Each record below is to be reproduced without any change.

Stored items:
►
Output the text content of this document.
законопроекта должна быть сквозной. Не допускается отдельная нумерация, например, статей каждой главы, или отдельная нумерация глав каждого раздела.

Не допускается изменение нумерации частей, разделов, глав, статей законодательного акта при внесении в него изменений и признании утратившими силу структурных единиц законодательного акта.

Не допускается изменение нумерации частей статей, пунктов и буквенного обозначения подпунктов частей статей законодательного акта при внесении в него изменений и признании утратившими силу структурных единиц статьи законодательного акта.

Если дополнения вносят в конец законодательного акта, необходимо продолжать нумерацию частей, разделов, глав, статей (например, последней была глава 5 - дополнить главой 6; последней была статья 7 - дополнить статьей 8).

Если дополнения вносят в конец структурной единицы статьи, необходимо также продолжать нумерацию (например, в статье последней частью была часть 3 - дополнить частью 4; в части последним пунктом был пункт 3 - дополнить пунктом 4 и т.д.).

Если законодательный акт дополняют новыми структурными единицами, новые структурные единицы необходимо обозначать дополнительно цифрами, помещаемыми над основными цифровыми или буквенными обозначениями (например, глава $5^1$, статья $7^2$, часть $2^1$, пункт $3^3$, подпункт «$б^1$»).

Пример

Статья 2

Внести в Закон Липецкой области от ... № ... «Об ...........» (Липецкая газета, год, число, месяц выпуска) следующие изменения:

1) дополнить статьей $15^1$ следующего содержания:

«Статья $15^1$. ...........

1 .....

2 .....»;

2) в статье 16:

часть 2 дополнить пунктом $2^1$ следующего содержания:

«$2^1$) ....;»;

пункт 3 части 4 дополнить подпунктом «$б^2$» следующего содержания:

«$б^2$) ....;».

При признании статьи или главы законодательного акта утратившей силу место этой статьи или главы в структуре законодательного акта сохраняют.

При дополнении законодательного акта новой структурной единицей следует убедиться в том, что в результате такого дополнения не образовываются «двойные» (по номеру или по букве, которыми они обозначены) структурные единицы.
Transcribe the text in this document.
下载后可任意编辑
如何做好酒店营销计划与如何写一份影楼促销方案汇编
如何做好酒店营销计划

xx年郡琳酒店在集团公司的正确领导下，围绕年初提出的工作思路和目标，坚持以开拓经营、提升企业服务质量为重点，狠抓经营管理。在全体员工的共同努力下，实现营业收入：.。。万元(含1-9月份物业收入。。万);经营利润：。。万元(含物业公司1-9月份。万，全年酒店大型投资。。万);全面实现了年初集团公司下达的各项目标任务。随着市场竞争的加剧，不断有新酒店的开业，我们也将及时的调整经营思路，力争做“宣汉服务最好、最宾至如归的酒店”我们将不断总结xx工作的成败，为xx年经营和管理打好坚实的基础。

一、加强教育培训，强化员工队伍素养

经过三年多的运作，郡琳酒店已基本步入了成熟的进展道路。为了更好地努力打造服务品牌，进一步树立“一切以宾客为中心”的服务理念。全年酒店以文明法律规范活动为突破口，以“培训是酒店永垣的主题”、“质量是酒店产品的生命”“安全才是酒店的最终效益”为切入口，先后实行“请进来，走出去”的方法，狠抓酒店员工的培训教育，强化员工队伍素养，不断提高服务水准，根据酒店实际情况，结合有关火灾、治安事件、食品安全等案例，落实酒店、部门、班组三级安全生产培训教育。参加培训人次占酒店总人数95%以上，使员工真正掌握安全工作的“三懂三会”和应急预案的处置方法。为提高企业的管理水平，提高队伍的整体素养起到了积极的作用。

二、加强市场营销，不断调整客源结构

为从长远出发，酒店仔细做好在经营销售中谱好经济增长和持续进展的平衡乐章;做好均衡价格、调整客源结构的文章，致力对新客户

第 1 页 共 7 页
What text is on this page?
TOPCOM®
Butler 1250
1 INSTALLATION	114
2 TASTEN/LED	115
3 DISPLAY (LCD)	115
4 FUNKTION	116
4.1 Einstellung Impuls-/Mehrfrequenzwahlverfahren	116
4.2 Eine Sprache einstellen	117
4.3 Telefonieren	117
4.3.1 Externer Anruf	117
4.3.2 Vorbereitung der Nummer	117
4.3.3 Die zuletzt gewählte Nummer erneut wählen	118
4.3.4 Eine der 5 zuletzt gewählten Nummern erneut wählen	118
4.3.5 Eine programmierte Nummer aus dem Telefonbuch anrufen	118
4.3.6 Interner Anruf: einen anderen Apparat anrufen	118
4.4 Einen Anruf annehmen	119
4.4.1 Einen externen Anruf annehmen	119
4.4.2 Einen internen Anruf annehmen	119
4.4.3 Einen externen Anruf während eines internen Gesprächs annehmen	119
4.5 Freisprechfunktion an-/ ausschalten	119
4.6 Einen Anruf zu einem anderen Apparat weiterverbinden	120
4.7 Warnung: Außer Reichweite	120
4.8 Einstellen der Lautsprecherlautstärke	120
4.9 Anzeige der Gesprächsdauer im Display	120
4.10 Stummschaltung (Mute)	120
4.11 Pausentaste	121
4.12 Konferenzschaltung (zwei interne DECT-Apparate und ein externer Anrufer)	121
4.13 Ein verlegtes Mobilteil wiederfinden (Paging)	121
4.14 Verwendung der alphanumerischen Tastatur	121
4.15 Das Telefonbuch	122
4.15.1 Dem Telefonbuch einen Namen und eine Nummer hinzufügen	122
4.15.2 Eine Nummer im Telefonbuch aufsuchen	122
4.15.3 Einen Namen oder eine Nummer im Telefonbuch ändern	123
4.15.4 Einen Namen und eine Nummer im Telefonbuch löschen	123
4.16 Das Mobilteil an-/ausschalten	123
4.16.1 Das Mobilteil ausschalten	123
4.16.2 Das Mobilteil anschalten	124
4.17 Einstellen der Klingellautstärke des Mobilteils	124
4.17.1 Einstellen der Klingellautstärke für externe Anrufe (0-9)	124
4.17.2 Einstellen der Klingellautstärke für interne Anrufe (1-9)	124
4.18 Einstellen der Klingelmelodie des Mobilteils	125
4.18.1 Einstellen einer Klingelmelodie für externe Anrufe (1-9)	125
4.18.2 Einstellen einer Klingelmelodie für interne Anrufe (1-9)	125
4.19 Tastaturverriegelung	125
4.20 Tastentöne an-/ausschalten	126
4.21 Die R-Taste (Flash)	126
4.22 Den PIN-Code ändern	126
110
◄
The reply:
Output the text content of this document.
законопроекта должна быть сквозной. Не допускается отдельная нумерация, например, статей каждой главы, или отдельная нумерация глав каждого раздела.

Не допускается изменение нумерации частей, разделов, глав, статей законодательного акта при внесении в него изменений и признании утратившими силу структурных единиц законодательного акта.

Не допускается изменение нумерации частей статей, пунктов и буквенного обозначения подпунктов частей статей законодательного акта при внесении в него изменений и признании утратившими силу структурных единиц статьи законодательного акта.

Если дополнения вносят в конец законодательного акта, необходимо продолжать нумерацию частей, разделов, глав, статей (например, последней была глава 5 - дополнить главой 6; последней была статья 7 - дополнить статьей 8).

Если дополнения вносят в конец структурной единицы статьи, необходимо также продолжать нумерацию (например, в статье последней частью была часть 3 - дополнить частью 4; в части последним пунктом был пункт 3 - дополнить пунктом 4 и т.д.).

Если законодательный акт дополняют новыми структурными единицами, новые структурные единицы необходимо обозначать дополнительно цифрами, помещаемыми над основными цифровыми или буквенными обозначениями (например, глава $5^1$, статья $7^2$, часть $2^1$, пункт $3^3$, подпункт «$б^1$»).

Пример

Статья 2

Внести в Закон Липецкой области от ... № ... «Об ...........» (Липецкая газета, год, число, месяц выпуска) следующие изменения:

1) дополнить статьей $15^1$ следующего содержания:

«Статья $15^1$. ...........

1 .....

2 .....»;

2) в статье 16:

часть 2 дополнить пунктом $2^1$ следующего содержания:

«$2^1$) ....;»;

пункт 3 части 4 дополнить подпунктом «$б^2$» следующего содержания:

«$б^2$) ....;».

При признании статьи или главы законодательного акта утратившей силу место этой статьи или главы в структуре законодательного акта сохраняют.

При дополнении законодательного акта новой структурной единицей следует убедиться в том, что в результате такого дополнения не образовываются «двойные» (по номеру или по букве, которыми они обозначены) структурные единицы.
Transcribe the text in this document.
下载后可任意编辑
如何做好酒店营销计划与如何写一份影楼促销方案汇编
如何做好酒店营销计划

xx年郡琳酒店在集团公司的正确领导下，围绕年初提出的工作思路和目标，坚持以开拓经营、提升企业服务质量为重点，狠抓经营管理。在全体员工的共同努力下，实现营业收入：.。。万元(含1-9月份物业收入。。万);经营利润：。。万元(含物业公司1-9月份。万，全年酒店大型投资。。万);全面实现了年初集团公司下达的各项目标任务。随着市场竞争的加剧，不断有新酒店的开业，我们也将及时的调整经营思路，力争做“宣汉服务最好、最宾至如归的酒店”我们将不断总结xx工作的成败，为xx年经营和管理打好坚实的基础。

一、加强教育培训，强化员工队伍素养

经过三年多的运作，郡琳酒店已基本步入了成熟的进展道路。为了更好地努力打造服务品牌，进一步树立“一切以宾客为中心”的服务理念。全年酒店以文明法律规范活动为突破口，以“培训是酒店永垣的主题”、“质量是酒店产品的生命”“安全才是酒店的最终效益”为切入口，先后实行“请进来，走出去”的方法，狠抓酒店员工的培训教育，强化员工队伍素养，不断提高服务水准，根据酒店实际情况，结合有关火灾、治安事件、食品安全等案例，落实酒店、部门、班组三级安全生产培训教育。参加培训人次占酒店总人数95%以上，使员工真正掌握安全工作的“三懂三会”和应急预案的处置方法。为提高企业的管理水平，提高队伍的整体素养起到了积极的作用。

二、加强市场营销，不断调整客源结构

为从长远出发，酒店仔细做好在经营销售中谱好经济增长和持续进展的平衡乐章;做好均衡价格、调整客源结构的文章，致力对新客户

第 1 页 共 7 页
What text is on this page?
TOPCOM®
Butler 1250
1 INSTALLATION	114
2 TASTEN/LED	115
3 DISPLAY (LCD)	115
4 FUNKTION	116
4.1 Einstellung Impuls-/Mehrfrequenzwahlverfahren	116
4.2 Eine Sprache einstellen	117
4.3 Telefonieren	117
4.3.1 Externer Anruf	117
4.3.2 Vorbereitung der Nummer	117
4.3.3 Die zuletzt gewählte Nummer erneut wählen	118
4.3.4 Eine der 5 zuletzt gewählten Nummern erneut wählen	118
4.3.5 Eine programmierte Nummer aus dem Telefonbuch anrufen	118
4.3.6 Interner Anruf: einen anderen Apparat anrufen	118
4.4 Einen Anruf annehmen	119
4.4.1 Einen externen Anruf annehmen	119
4.4.2 Einen internen Anruf annehmen	119
4.4.3 Einen externen Anruf während eines internen Gesprächs annehmen	119
4.5 Freisprechfunktion an-/ ausschalten	119
4.6 Einen Anruf zu einem anderen Apparat weiterverbinden	120
4.7 Warnung: Außer Reichweite	120
4.8 Einstellen der Lautsprecherlautstärke	120
4.9 Anzeige der Gesprächsdauer im Display	120
4.10 Stummschaltung (Mute)	120
4.11 Pausentaste	121
4.12 Konferenzschaltung (zwei interne DECT-Apparate und ein externer Anrufer)	121
4.13 Ein verlegtes Mobilteil wiederfinden (Paging)	121
4.14 Verwendung der alphanumerischen Tastatur	121
4.15 Das Telefonbuch	122
4.15.1 Dem Telefonbuch einen Namen und eine Nummer hinzufügen	122
4.15.2 Eine Nummer im Telefonbuch aufsuchen	122
4.15.3 Einen Namen oder eine Nummer im Telefonbuch ändern	123
4.15.4 Einen Namen und eine Nummer im Telefonbuch löschen	123
4.16 Das Mobilteil an-/ausschalten	123
4.16.1 Das Mobilteil ausschalten	123
4.16.2 Das Mobilteil anschalten	124
4.17 Einstellen der Klingellautstärke des Mobilteils	124
4.17.1 Einstellen der Klingellautstärke für externe Anrufe (0-9)	124
4.17.2 Einstellen der Klingellautstärke für interne Anrufe (1-9)	124
4.18 Einstellen der Klingelmelodie des Mobilteils	125
4.18.1 Einstellen einer Klingelmelodie für externe Anrufe (1-9)	125
4.18.2 Einstellen einer Klingelmelodie für interne Anrufe (1-9)	125
4.19 Tastaturverriegelung	125
4.20 Tastentöne an-/ausschalten	126
4.21 Die R-Taste (Flash)	126
4.22 Den PIN-Code ändern	126
110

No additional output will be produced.